» **TO BE DONE**:
Work out how many lines in the data hold the word "this", and reply with that number only.

★ ★ ★ ★ ★

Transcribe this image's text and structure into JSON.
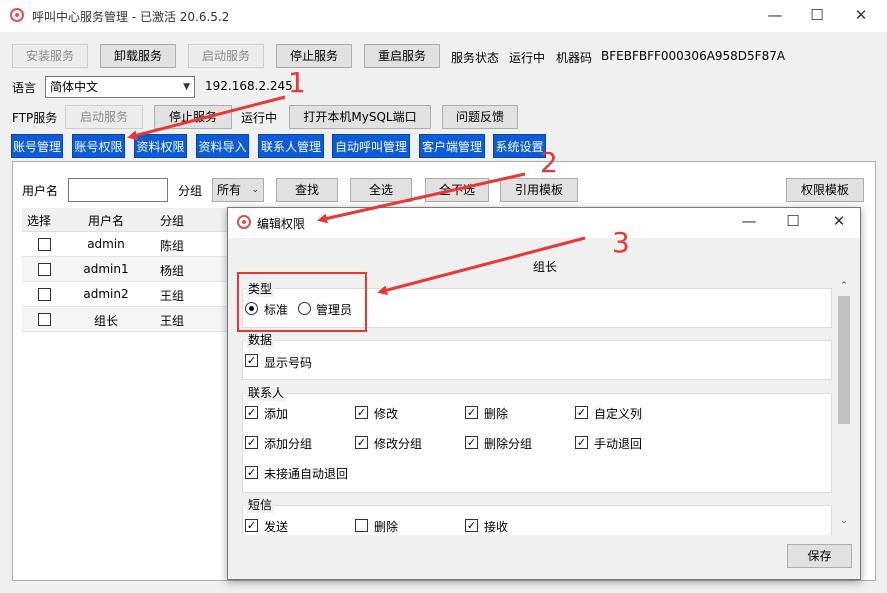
{
  "window": {
    "title": "呼叫中心服务管理 - 已激活  20.6.5.2",
    "controls": {
      "minimize": "—",
      "maximize": "☐",
      "close": "✕"
    }
  },
  "service_toolbar": {
    "install": "安装服务",
    "uninstall": "卸载服务",
    "start": "启动服务",
    "stop": "停止服务",
    "restart": "重启服务",
    "status_label": "服务状态",
    "status_value": "运行中",
    "machine_code_label": "机器码",
    "machine_code_value": "BFEBFBFF000306A958D5F87A"
  },
  "language": {
    "label": "语言",
    "selected": "简体中文",
    "ip": "192.168.2.245"
  },
  "ftp": {
    "label": "FTP服务",
    "start": "启动服务",
    "stop": "停止服务",
    "status": "运行中",
    "open_mysql": "打开本机MySQL端口",
    "feedback": "问题反馈"
  },
  "tabs": [
    "账号管理",
    "账号权限",
    "资料权限",
    "资料导入",
    "联系人管理",
    "自动呼叫管理",
    "客户端管理",
    "系统设置"
  ],
  "filter": {
    "username_label": "用户名",
    "username_value": "",
    "group_label": "分组",
    "group_selected": "所有",
    "search": "查找",
    "select_all": "全选",
    "deselect_all": "全不选",
    "apply_template": "引用模板",
    "perm_template": "权限模板"
  },
  "grid": {
    "headers": [
      "选择",
      "用户名",
      "分组"
    ],
    "rows": [
      {
        "checked": false,
        "username": "admin",
        "group": "陈组"
      },
      {
        "checked": false,
        "username": "admin1",
        "group": "杨组"
      },
      {
        "checked": false,
        "username": "admin2",
        "group": "王组"
      },
      {
        "checked": false,
        "username": "组长",
        "group": "王组"
      }
    ]
  },
  "dialog": {
    "title": "编辑权限",
    "subject": "组长",
    "type_section": {
      "label": "类型",
      "options": [
        {
          "label": "标准",
          "selected": true
        },
        {
          "label": "管理员",
          "selected": false
        }
      ]
    },
    "data_section": {
      "label": "数据",
      "items": [
        {
          "label": "显示号码",
          "checked": true
        }
      ]
    },
    "contacts_section": {
      "label": "联系人",
      "items": [
        {
          "label": "添加",
          "checked": true
        },
        {
          "label": "修改",
          "checked": true
        },
        {
          "label": "删除",
          "checked": true
        },
        {
          "label": "自定义列",
          "checked": true
        },
        {
          "label": "添加分组",
          "checked": true
        },
        {
          "label": "修改分组",
          "checked": true
        },
        {
          "label": "删除分组",
          "checked": true
        },
        {
          "label": "手动退回",
          "checked": true
        },
        {
          "label": "未接通自动退回",
          "checked": true
        }
      ]
    },
    "sms_section": {
      "label": "短信",
      "items": [
        {
          "label": "发送",
          "checked": true
        },
        {
          "label": "删除",
          "checked": false
        },
        {
          "label": "接收",
          "checked": true
        }
      ]
    },
    "save": "保存"
  },
  "annotations": {
    "step1": "1",
    "step2": "2",
    "step3": "3",
    "color": "#e53935"
  }
}
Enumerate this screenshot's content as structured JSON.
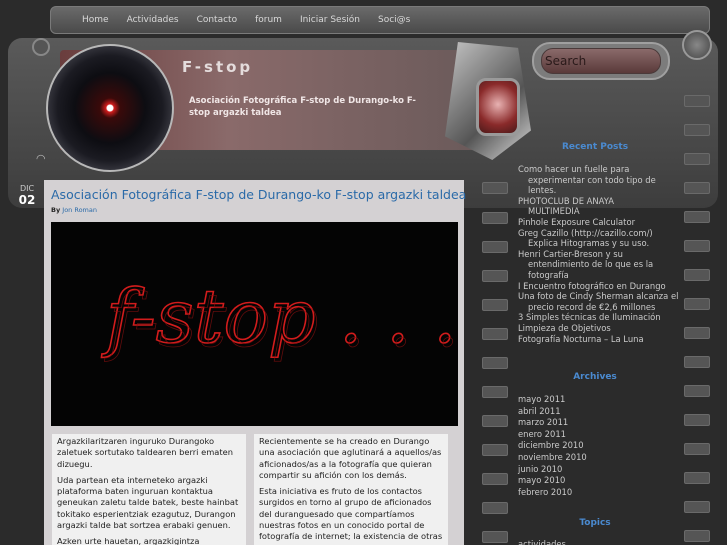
{
  "nav": [
    "Home",
    "Actividades",
    "Contacto",
    "forum",
    "Iniciar Sesión",
    "Soci@s"
  ],
  "header": {
    "title": "F-stop",
    "description": "Asociación Fotográfica F-stop de Durango-ko F-stop argazki taldea"
  },
  "search": {
    "placeholder": "Search"
  },
  "post": {
    "date_month": "DIC",
    "date_day": "02",
    "title": "Asociación Fotográfica F-stop de Durango-ko F-stop argazki taldea",
    "by_label": "By",
    "author": "Jon Roman",
    "image_text": "f-stop . . .",
    "col1": [
      "Argazkilaritzaren inguruko Durangoko zaletuek sortutako taldearen berri ematen dizuegu.",
      "Uda partean eta interneteko argazki plataforma baten inguruan kontaktua geneukan zaletu talde batek, beste hainbat tokitako esperientziak ezagutuz, Durangon argazki talde bat sortzea erabaki genuen.",
      "Azken urte hauetan, argazkigintza tradizionalaren beherakadaren ostean eta aro"
    ],
    "col2": [
      "Recientemente se ha creado en Durango una asociación que aglutinará a aquellos/as aficionados/as a la fotografía que quieran compartir su afición con los demás.",
      "Esta iniciativa es fruto de los contactos surgidos en torno al grupo de aficionados del duranguesado que compartíamos nuestras fotos en un conocido portal de fotografía de internet; la existencia de otras experiencias similares en"
    ]
  },
  "sidebar": {
    "recent_title": "Recent Posts",
    "recent": [
      {
        "text": "Como hacer un fuelle para",
        "indent": false
      },
      {
        "text": "experimentar con todo tipo de",
        "indent": true
      },
      {
        "text": "lentes.",
        "indent": true
      },
      {
        "text": "PHOTOCLUB DE ANAYA",
        "indent": false
      },
      {
        "text": "MULTIMEDIA",
        "indent": true
      },
      {
        "text": "Pinhole Exposure Calculator",
        "indent": false
      },
      {
        "text": "Greg Cazillo (http://cazillo.com/)",
        "indent": false
      },
      {
        "text": "Explica Hitogramas y su uso.",
        "indent": true
      },
      {
        "text": "Henri Cartier-Breson y su",
        "indent": false
      },
      {
        "text": "entendimiento de lo que es la",
        "indent": true
      },
      {
        "text": "fotografía",
        "indent": true
      },
      {
        "text": "I Encuentro fotográfico en Durango",
        "indent": false
      },
      {
        "text": "Una foto de Cindy Sherman alcanza el",
        "indent": false
      },
      {
        "text": "precio record de €2,6 millones",
        "indent": true
      },
      {
        "text": "3 Simples técnicas de Iluminación",
        "indent": false
      },
      {
        "text": "Limpieza de Objetivos",
        "indent": false
      },
      {
        "text": "Fotografía Nocturna – La Luna",
        "indent": false
      }
    ],
    "archives_title": "Archives",
    "archives": [
      "mayo 2011",
      "abril 2011",
      "marzo 2011",
      "enero 2011",
      "diciembre 2010",
      "noviembre 2010",
      "junio 2010",
      "mayo 2010",
      "febrero 2010"
    ],
    "topics_title": "Topics",
    "topics": [
      "actividades"
    ]
  },
  "colors": {
    "link": "#2a6aa8",
    "sidebar_heading": "#4a8ad0",
    "light_trail": "#d21c1c"
  },
  "icons": [
    "rss-icon",
    "gear-icon",
    "search-knob-icon"
  ]
}
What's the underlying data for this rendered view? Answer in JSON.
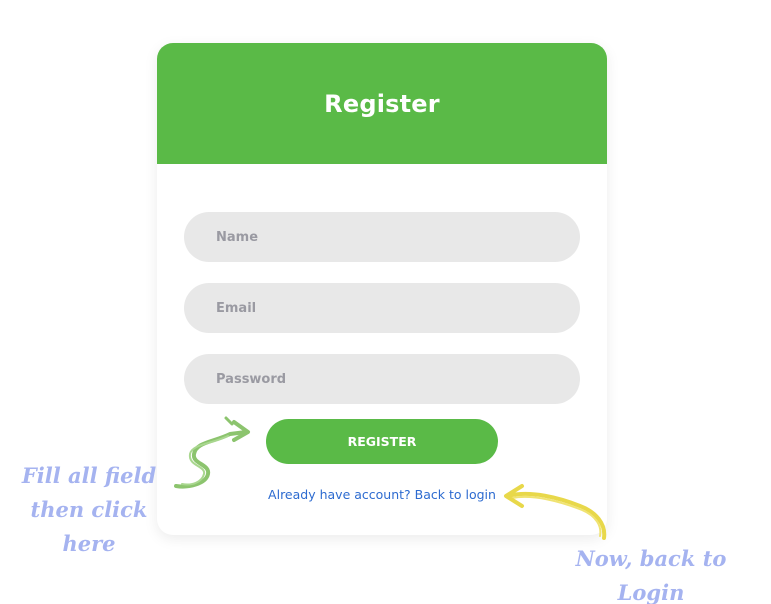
{
  "register_card": {
    "title": "Register",
    "fields": {
      "name_placeholder": "Name",
      "email_placeholder": "Email",
      "password_placeholder": "Password"
    },
    "register_button_label": "REGISTER",
    "back_link_text": "Already have account? Back to login"
  },
  "annotations": {
    "fill_fields_line1": "Fill all field",
    "fill_fields_line2": "then click here",
    "back_to_login": "Now, back to Login"
  },
  "colors": {
    "header_green": "#5aba47",
    "button_green": "#5aba47",
    "input_background": "#e8e8e8",
    "link_blue": "#2d6bd0",
    "annotation_lavender": "#a5b3f0",
    "green_arrow": "#8cc46e",
    "yellow_arrow": "#e8d84a"
  },
  "icons": {
    "register_pointer": "squiggle-arrow-green",
    "login_pointer": "curved-arrow-yellow"
  }
}
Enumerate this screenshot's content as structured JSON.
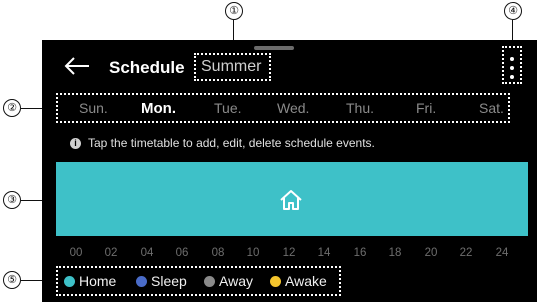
{
  "callouts": [
    "①",
    "②",
    "③",
    "④",
    "⑤"
  ],
  "header": {
    "title": "Schedule",
    "subtitle": "Summer"
  },
  "days": [
    "Sun.",
    "Mon.",
    "Tue.",
    "Wed.",
    "Thu.",
    "Fri.",
    "Sat."
  ],
  "selected_day": "Mon.",
  "info": {
    "text": "Tap the timetable to add, edit, delete schedule events."
  },
  "timetable": {
    "color": "#3ec1c8",
    "event": "home-icon"
  },
  "hours": [
    "00",
    "02",
    "04",
    "06",
    "08",
    "10",
    "12",
    "14",
    "16",
    "18",
    "20",
    "22",
    "24"
  ],
  "legend": [
    {
      "label": "Home",
      "color": "#3ec1c8"
    },
    {
      "label": "Sleep",
      "color": "#4a6cc9"
    },
    {
      "label": "Away",
      "color": "#8a8a8a"
    },
    {
      "label": "Awake",
      "color": "#f5c52d"
    }
  ]
}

★ ★ ★ ★ ★

» **SOLUTION TO THE PROBLEM**:
4